WHAT IS ASKED: Don't copy the pictures; return every other part of the records exactly.

#### SUPPLIED ENTRIES

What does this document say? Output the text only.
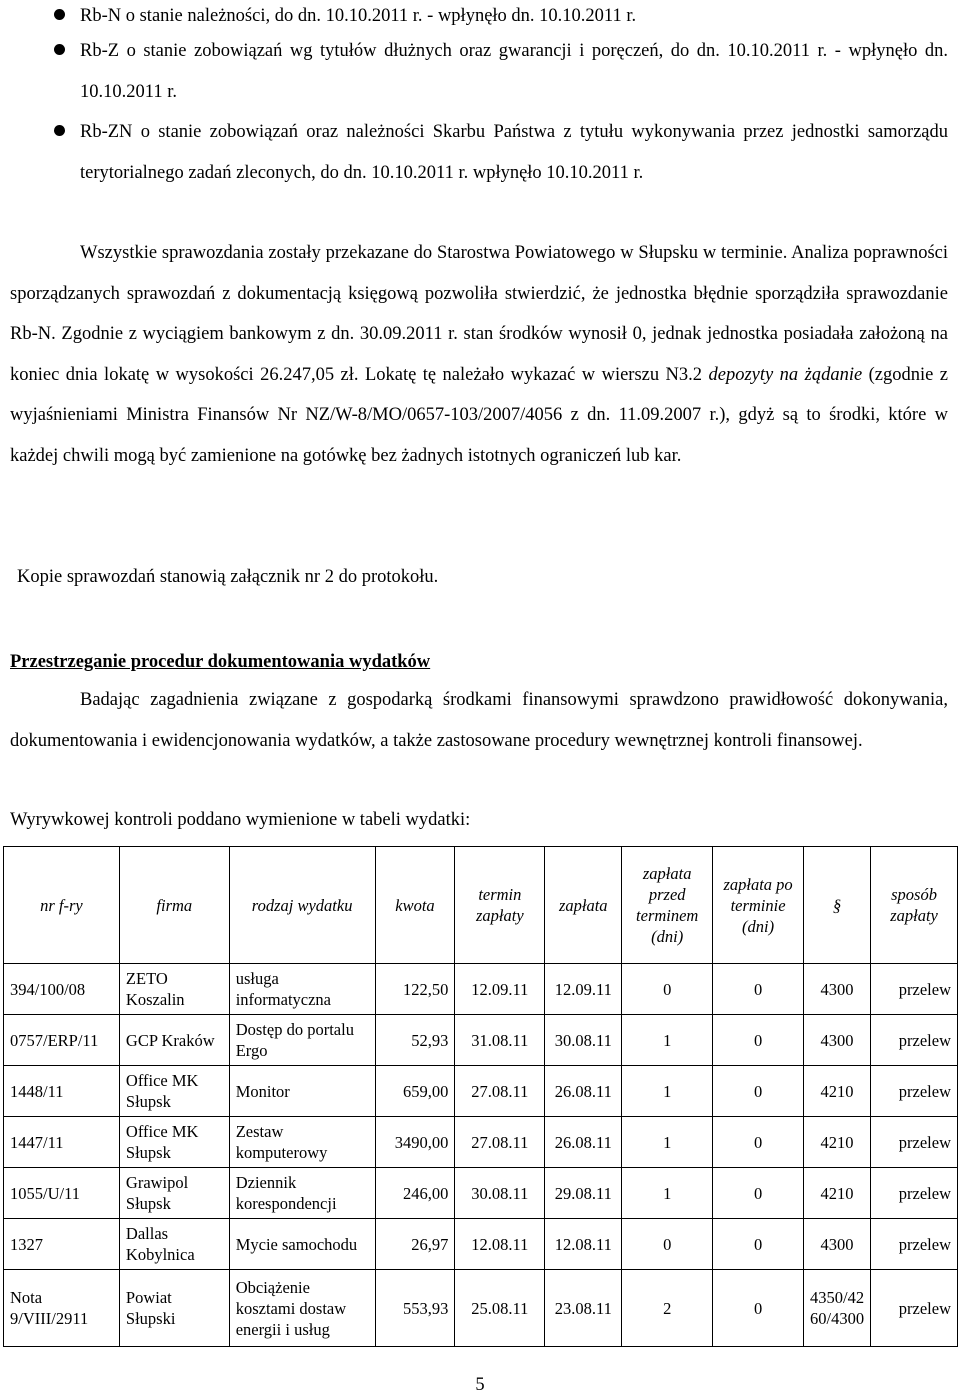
Rb-N o stanie należności, do dn. 10.10.2011 r. - wpłynęło dn. 10.10.2011 r.
Rb-Z o stanie zobowiązań wg tytułów dłużnych oraz gwarancji i poręczeń, do dn. 10.10.2011 r. - wpłynęło dn. 10.10.2011 r.
Rb-ZN o stanie zobowiązań oraz należności Skarbu Państwa z tytułu wykonywania przez jednostki samorządu terytorialnego zadań zleconych, do dn. 10.10.2011 r. wpłynęło 10.10.2011 r.

Wszystkie sprawozdania zostały przekazane do Starostwa Powiatowego w Słupsku w terminie. Analiza poprawności sporządzanych sprawozdań z dokumentacją księgową pozwoliła stwierdzić, że jednostka błędnie sporządziła sprawozdanie Rb-N. Zgodnie z wyciągiem bankowym z dn. 30.09.2011 r. stan środków wynosił 0, jednak jednostka posiadała założoną na koniec dnia lokatę w wysokości 26.247,05 zł. Lokatę tę należało wykazać w wierszu N3.2 depozyty na żądanie (zgodnie z wyjaśnieniami Ministra Finansów Nr NZ/W-8/MO/0657-103/2007/4056 z dn. 11.09.2007 r.), gdyż są to środki, które w każdej chwili mogą być zamienione na gotówkę bez żadnych istotnych ograniczeń lub kar.

Kopie sprawozdań stanowią załącznik nr 2 do protokołu.
Przestrzeganie procedur dokumentowania wydatków

Badając zagadnienia związane z gospodarką środkami finansowymi sprawdzono prawidłowość dokonywania, dokumentowania i ewidencjonowania wydatków, a także zastosowane procedury wewnętrznej kontroli finansowej.

Wyrywkowej kontroli poddano wymienione w tabeli wydatki:
nr f-ry	firma	rodzaj wydatku	kwota	termin zapłaty	zapłata	zapłata przed terminem (dni)	zapłata po terminie (dni)	§	sposób zapłaty
394/100/08	ZETO Koszalin	usługa informatyczna	122,50	12.09.11	12.09.11	0	0	4300	przelew
0757/ERP/11	GCP Kraków	Dostęp do portalu Ergo	52,93	31.08.11	30.08.11	1	0	4300	przelew
1448/11	Office MK Słupsk	Monitor	659,00	27.08.11	26.08.11	1	0	4210	przelew
1447/11	Office MK Słupsk	Zestaw komputerowy	3490,00	27.08.11	26.08.11	1	0	4210	przelew
1055/U/11	Grawipol Słupsk	Dziennik korespondencji	246,00	30.08.11	29.08.11	1	0	4210	przelew
1327	Dallas Kobylnica	Mycie samochodu	26,97	12.08.11	12.08.11	0	0	4300	przelew
Nota 9/VIII/2911	Powiat Słupski	Obciążenie kosztami dostaw energii i usług	553,93	25.08.11	23.08.11	2	0	4350/42 60/4300	przelew
5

########

TASK SOLUTION:
What does this document say? Output the text only.
Rb-N o stanie należności, do dn. 10.10.2011 r. - wpłynęło dn. 10.10.2011 r.
Rb-Z o stanie zobowiązań wg tytułów dłużnych oraz gwarancji i poręczeń, do dn. 10.10.2011 r. - wpłynęło dn. 10.10.2011 r.
Rb-ZN o stanie zobowiązań oraz należności Skarbu Państwa z tytułu wykonywania przez jednostki samorządu terytorialnego zadań zleconych, do dn. 10.10.2011 r. wpłynęło 10.10.2011 r.

Wszystkie sprawozdania zostały przekazane do Starostwa Powiatowego w Słupsku w terminie. Analiza poprawności sporządzanych sprawozdań z dokumentacją księgową pozwoliła stwierdzić, że jednostka błędnie sporządziła sprawozdanie Rb-N. Zgodnie z wyciągiem bankowym z dn. 30.09.2011 r. stan środków wynosił 0, jednak jednostka posiadała założoną na koniec dnia lokatę w wysokości 26.247,05 zł. Lokatę tę należało wykazać w wierszu N3.2 depozyty na żądanie (zgodnie z wyjaśnieniami Ministra Finansów Nr NZ/W-8/MO/0657-103/2007/4056 z dn. 11.09.2007 r.), gdyż są to środki, które w każdej chwili mogą być zamienione na gotówkę bez żadnych istotnych ograniczeń lub kar.

Kopie sprawozdań stanowią załącznik nr 2 do protokołu.
Przestrzeganie procedur dokumentowania wydatków

Badając zagadnienia związane z gospodarką środkami finansowymi sprawdzono prawidłowość dokonywania, dokumentowania i ewidencjonowania wydatków, a także zastosowane procedury wewnętrznej kontroli finansowej.

Wyrywkowej kontroli poddano wymienione w tabeli wydatki:
nr f-ry	firma	rodzaj wydatku	kwota	termin zapłaty	zapłata	zapłata przed terminem (dni)	zapłata po terminie (dni)	§	sposób zapłaty
394/100/08	ZETO Koszalin	usługa informatyczna	122,50	12.09.11	12.09.11	0	0	4300	przelew
0757/ERP/11	GCP Kraków	Dostęp do portalu Ergo	52,93	31.08.11	30.08.11	1	0	4300	przelew
1448/11	Office MK Słupsk	Monitor	659,00	27.08.11	26.08.11	1	0	4210	przelew
1447/11	Office MK Słupsk	Zestaw komputerowy	3490,00	27.08.11	26.08.11	1	0	4210	przelew
1055/U/11	Grawipol Słupsk	Dziennik korespondencji	246,00	30.08.11	29.08.11	1	0	4210	przelew
1327	Dallas Kobylnica	Mycie samochodu	26,97	12.08.11	12.08.11	0	0	4300	przelew
Nota 9/VIII/2911	Powiat Słupski	Obciążenie kosztami dostaw energii i usług	553,93	25.08.11	23.08.11	2	0	4350/42 60/4300	przelew
5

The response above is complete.